Transcribe the records that follow exactly. Skip the pictures.
Start of Records supplied
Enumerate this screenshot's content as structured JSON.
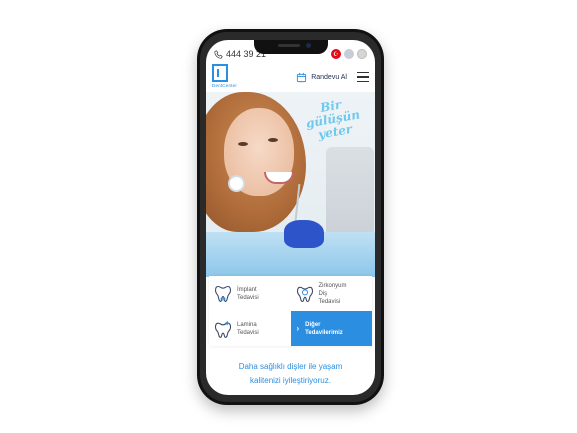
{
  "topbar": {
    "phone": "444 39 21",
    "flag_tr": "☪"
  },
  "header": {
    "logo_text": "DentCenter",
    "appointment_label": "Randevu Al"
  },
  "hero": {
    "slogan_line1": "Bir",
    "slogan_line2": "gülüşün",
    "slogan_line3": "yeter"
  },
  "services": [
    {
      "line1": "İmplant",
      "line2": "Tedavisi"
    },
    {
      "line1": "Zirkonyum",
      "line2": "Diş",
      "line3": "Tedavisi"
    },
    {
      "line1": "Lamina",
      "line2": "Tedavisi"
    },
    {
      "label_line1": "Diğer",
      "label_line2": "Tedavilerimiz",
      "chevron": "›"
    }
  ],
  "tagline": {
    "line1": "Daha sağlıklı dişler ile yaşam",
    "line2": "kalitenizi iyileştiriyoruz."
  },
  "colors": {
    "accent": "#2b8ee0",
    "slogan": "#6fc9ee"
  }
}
End of Records supplied
Result for this task:
Enumerate this screenshot's content as structured JSON.
{
  "topbar": {
    "phone": "444 39 21",
    "flag_tr": "☪"
  },
  "header": {
    "logo_text": "DentCenter",
    "appointment_label": "Randevu Al"
  },
  "hero": {
    "slogan_line1": "Bir",
    "slogan_line2": "gülüşün",
    "slogan_line3": "yeter"
  },
  "services": [
    {
      "line1": "İmplant",
      "line2": "Tedavisi"
    },
    {
      "line1": "Zirkonyum",
      "line2": "Diş",
      "line3": "Tedavisi"
    },
    {
      "line1": "Lamina",
      "line2": "Tedavisi"
    },
    {
      "label_line1": "Diğer",
      "label_line2": "Tedavilerimiz",
      "chevron": "›"
    }
  ],
  "tagline": {
    "line1": "Daha sağlıklı dişler ile yaşam",
    "line2": "kalitenizi iyileştiriyoruz."
  },
  "colors": {
    "accent": "#2b8ee0",
    "slogan": "#6fc9ee"
  }
}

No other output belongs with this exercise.